| Instructions for the task |
Copy out the complete listing, word for word.

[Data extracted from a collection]
* START *

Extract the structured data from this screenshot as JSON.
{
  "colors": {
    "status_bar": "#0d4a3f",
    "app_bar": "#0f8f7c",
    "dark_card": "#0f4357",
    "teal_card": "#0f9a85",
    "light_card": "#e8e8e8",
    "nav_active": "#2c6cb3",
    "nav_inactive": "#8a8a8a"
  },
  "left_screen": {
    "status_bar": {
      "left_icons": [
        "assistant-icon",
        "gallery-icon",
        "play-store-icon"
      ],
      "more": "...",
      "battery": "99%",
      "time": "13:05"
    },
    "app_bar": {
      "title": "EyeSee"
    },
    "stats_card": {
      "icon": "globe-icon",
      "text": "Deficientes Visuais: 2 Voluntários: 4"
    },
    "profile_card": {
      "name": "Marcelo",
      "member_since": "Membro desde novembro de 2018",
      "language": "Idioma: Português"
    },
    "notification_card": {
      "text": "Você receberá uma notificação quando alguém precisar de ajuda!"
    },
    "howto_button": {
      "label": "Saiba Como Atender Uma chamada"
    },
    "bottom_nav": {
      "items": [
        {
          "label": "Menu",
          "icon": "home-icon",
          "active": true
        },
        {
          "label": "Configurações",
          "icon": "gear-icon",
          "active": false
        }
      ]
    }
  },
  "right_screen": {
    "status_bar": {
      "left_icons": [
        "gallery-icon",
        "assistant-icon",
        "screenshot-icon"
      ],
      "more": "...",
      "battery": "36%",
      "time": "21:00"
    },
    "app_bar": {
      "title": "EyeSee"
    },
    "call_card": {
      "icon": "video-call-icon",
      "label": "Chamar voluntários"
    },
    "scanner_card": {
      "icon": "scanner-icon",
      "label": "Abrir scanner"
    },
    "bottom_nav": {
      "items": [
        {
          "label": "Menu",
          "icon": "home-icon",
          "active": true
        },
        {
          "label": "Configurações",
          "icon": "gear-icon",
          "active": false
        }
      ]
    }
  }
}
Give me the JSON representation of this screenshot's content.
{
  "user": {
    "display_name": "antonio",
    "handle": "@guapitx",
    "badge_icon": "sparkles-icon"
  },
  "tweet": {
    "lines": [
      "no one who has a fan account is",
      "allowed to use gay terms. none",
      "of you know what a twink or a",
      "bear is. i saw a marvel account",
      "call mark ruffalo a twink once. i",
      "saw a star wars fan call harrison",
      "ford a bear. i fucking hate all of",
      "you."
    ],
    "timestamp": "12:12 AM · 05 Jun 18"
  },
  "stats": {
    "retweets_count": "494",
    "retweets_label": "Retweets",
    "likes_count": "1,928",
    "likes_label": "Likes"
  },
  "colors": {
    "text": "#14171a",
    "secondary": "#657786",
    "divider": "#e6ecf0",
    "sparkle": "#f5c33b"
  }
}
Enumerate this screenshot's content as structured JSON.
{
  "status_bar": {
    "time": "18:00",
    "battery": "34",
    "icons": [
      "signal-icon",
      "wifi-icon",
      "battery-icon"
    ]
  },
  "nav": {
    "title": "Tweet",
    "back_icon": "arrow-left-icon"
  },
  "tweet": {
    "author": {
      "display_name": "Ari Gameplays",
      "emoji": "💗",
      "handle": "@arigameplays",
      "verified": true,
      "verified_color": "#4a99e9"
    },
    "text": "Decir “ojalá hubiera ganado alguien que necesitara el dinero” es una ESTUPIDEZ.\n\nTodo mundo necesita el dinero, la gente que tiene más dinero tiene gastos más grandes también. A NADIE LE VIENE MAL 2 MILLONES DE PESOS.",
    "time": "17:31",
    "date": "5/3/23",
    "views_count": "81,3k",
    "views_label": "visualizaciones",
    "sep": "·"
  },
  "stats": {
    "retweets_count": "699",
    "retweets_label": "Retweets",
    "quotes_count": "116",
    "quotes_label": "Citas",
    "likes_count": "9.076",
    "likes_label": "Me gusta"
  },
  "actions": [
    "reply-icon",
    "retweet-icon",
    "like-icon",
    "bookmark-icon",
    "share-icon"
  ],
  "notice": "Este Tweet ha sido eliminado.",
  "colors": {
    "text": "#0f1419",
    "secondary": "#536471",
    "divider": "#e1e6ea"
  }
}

* END *

| The response |
Extract the structured data from this screenshot as JSON.
{
  "colors": {
    "status_bar": "#0d4a3f",
    "app_bar": "#0f8f7c",
    "dark_card": "#0f4357",
    "teal_card": "#0f9a85",
    "light_card": "#e8e8e8",
    "nav_active": "#2c6cb3",
    "nav_inactive": "#8a8a8a"
  },
  "left_screen": {
    "status_bar": {
      "left_icons": [
        "assistant-icon",
        "gallery-icon",
        "play-store-icon"
      ],
      "more": "...",
      "battery": "99%",
      "time": "13:05"
    },
    "app_bar": {
      "title": "EyeSee"
    },
    "stats_card": {
      "icon": "globe-icon",
      "text": "Deficientes Visuais: 2 Voluntários: 4"
    },
    "profile_card": {
      "name": "Marcelo",
      "member_since": "Membro desde novembro de 2018",
      "language": "Idioma: Português"
    },
    "notification_card": {
      "text": "Você receberá uma notificação quando alguém precisar de ajuda!"
    },
    "howto_button": {
      "label": "Saiba Como Atender Uma chamada"
    },
    "bottom_nav": {
      "items": [
        {
          "label": "Menu",
          "icon": "home-icon",
          "active": true
        },
        {
          "label": "Configurações",
          "icon": "gear-icon",
          "active": false
        }
      ]
    }
  },
  "right_screen": {
    "status_bar": {
      "left_icons": [
        "gallery-icon",
        "assistant-icon",
        "screenshot-icon"
      ],
      "more": "...",
      "battery": "36%",
      "time": "21:00"
    },
    "app_bar": {
      "title": "EyeSee"
    },
    "call_card": {
      "icon": "video-call-icon",
      "label": "Chamar voluntários"
    },
    "scanner_card": {
      "icon": "scanner-icon",
      "label": "Abrir scanner"
    },
    "bottom_nav": {
      "items": [
        {
          "label": "Menu",
          "icon": "home-icon",
          "active": true
        },
        {
          "label": "Configurações",
          "icon": "gear-icon",
          "active": false
        }
      ]
    }
  }
}
Give me the JSON representation of this screenshot's content.
{
  "user": {
    "display_name": "antonio",
    "handle": "@guapitx",
    "badge_icon": "sparkles-icon"
  },
  "tweet": {
    "lines": [
      "no one who has a fan account is",
      "allowed to use gay terms. none",
      "of you know what a twink or a",
      "bear is. i saw a marvel account",
      "call mark ruffalo a twink once. i",
      "saw a star wars fan call harrison",
      "ford a bear. i fucking hate all of",
      "you."
    ],
    "timestamp": "12:12 AM · 05 Jun 18"
  },
  "stats": {
    "retweets_count": "494",
    "retweets_label": "Retweets",
    "likes_count": "1,928",
    "likes_label": "Likes"
  },
  "colors": {
    "text": "#14171a",
    "secondary": "#657786",
    "divider": "#e6ecf0",
    "sparkle": "#f5c33b"
  }
}
Enumerate this screenshot's content as structured JSON.
{
  "status_bar": {
    "time": "18:00",
    "battery": "34",
    "icons": [
      "signal-icon",
      "wifi-icon",
      "battery-icon"
    ]
  },
  "nav": {
    "title": "Tweet",
    "back_icon": "arrow-left-icon"
  },
  "tweet": {
    "author": {
      "display_name": "Ari Gameplays",
      "emoji": "💗",
      "handle": "@arigameplays",
      "verified": true,
      "verified_color": "#4a99e9"
    },
    "text": "Decir “ojalá hubiera ganado alguien que necesitara el dinero” es una ESTUPIDEZ.\n\nTodo mundo necesita el dinero, la gente que tiene más dinero tiene gastos más grandes también. A NADIE LE VIENE MAL 2 MILLONES DE PESOS.",
    "time": "17:31",
    "date": "5/3/23",
    "views_count": "81,3k",
    "views_label": "visualizaciones",
    "sep": "·"
  },
  "stats": {
    "retweets_count": "699",
    "retweets_label": "Retweets",
    "quotes_count": "116",
    "quotes_label": "Citas",
    "likes_count": "9.076",
    "likes_label": "Me gusta"
  },
  "actions": [
    "reply-icon",
    "retweet-icon",
    "like-icon",
    "bookmark-icon",
    "share-icon"
  ],
  "notice": "Este Tweet ha sido eliminado.",
  "colors": {
    "text": "#0f1419",
    "secondary": "#536471",
    "divider": "#e1e6ea"
  }
}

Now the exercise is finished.